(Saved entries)
══════════════════════════════
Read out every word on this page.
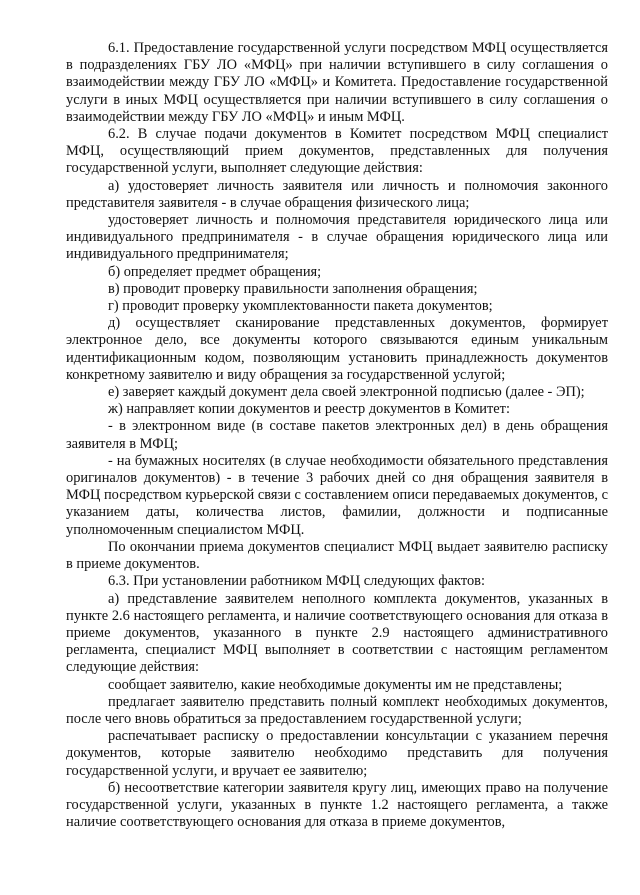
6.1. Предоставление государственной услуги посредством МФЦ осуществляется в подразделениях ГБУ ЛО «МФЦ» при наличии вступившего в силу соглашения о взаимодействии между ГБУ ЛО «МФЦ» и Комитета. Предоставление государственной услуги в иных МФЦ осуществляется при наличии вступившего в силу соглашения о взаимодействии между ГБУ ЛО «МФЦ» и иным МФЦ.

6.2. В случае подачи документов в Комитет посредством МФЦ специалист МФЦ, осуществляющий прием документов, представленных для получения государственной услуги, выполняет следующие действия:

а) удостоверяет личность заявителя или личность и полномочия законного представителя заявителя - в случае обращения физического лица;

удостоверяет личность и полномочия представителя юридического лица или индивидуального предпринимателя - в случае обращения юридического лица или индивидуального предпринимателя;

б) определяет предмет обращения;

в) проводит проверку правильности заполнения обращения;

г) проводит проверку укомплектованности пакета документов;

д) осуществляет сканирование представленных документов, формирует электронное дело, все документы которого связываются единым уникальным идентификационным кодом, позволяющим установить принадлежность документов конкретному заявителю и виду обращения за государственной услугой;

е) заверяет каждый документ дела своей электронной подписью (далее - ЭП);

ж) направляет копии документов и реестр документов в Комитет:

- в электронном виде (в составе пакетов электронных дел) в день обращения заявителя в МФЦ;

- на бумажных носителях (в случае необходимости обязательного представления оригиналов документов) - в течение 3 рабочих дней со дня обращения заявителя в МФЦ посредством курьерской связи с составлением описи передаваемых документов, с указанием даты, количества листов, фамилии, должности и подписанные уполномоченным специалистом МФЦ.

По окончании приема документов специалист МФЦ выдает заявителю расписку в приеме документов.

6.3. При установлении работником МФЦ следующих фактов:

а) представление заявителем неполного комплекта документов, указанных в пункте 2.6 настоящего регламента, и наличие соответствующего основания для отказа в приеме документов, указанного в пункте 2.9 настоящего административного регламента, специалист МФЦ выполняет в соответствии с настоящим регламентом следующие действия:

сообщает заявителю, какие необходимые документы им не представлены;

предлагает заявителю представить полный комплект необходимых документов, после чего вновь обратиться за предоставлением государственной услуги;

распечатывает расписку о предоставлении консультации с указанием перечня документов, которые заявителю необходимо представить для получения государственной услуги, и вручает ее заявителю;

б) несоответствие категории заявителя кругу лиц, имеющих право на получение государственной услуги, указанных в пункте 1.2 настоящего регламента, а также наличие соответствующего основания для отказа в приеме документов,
══════════════════════════════
Stated task:
Leave out all pictures, then copy the remaining material exactly.

Result for this exercise:
Read out every word on this page.
6.1. Предоставление государственной услуги посредством МФЦ осуществляется в подразделениях ГБУ ЛО «МФЦ» при наличии вступившего в силу соглашения о взаимодействии между ГБУ ЛО «МФЦ» и Комитета. Предоставление государственной услуги в иных МФЦ осуществляется при наличии вступившего в силу соглашения о взаимодействии между ГБУ ЛО «МФЦ» и иным МФЦ.

6.2. В случае подачи документов в Комитет посредством МФЦ специалист МФЦ, осуществляющий прием документов, представленных для получения государственной услуги, выполняет следующие действия:

а) удостоверяет личность заявителя или личность и полномочия законного представителя заявителя - в случае обращения физического лица;

удостоверяет личность и полномочия представителя юридического лица или индивидуального предпринимателя - в случае обращения юридического лица или индивидуального предпринимателя;

б) определяет предмет обращения;

в) проводит проверку правильности заполнения обращения;

г) проводит проверку укомплектованности пакета документов;

д) осуществляет сканирование представленных документов, формирует электронное дело, все документы которого связываются единым уникальным идентификационным кодом, позволяющим установить принадлежность документов конкретному заявителю и виду обращения за государственной услугой;

е) заверяет каждый документ дела своей электронной подписью (далее - ЭП);

ж) направляет копии документов и реестр документов в Комитет:

- в электронном виде (в составе пакетов электронных дел) в день обращения заявителя в МФЦ;

- на бумажных носителях (в случае необходимости обязательного представления оригиналов документов) - в течение 3 рабочих дней со дня обращения заявителя в МФЦ посредством курьерской связи с составлением описи передаваемых документов, с указанием даты, количества листов, фамилии, должности и подписанные уполномоченным специалистом МФЦ.

По окончании приема документов специалист МФЦ выдает заявителю расписку в приеме документов.

6.3. При установлении работником МФЦ следующих фактов:

а) представление заявителем неполного комплекта документов, указанных в пункте 2.6 настоящего регламента, и наличие соответствующего основания для отказа в приеме документов, указанного в пункте 2.9 настоящего административного регламента, специалист МФЦ выполняет в соответствии с настоящим регламентом следующие действия:

сообщает заявителю, какие необходимые документы им не представлены;

предлагает заявителю представить полный комплект необходимых документов, после чего вновь обратиться за предоставлением государственной услуги;

распечатывает расписку о предоставлении консультации с указанием перечня документов, которые заявителю необходимо представить для получения государственной услуги, и вручает ее заявителю;

б) несоответствие категории заявителя кругу лиц, имеющих право на получение государственной услуги, указанных в пункте 1.2 настоящего регламента, а также наличие соответствующего основания для отказа в приеме документов,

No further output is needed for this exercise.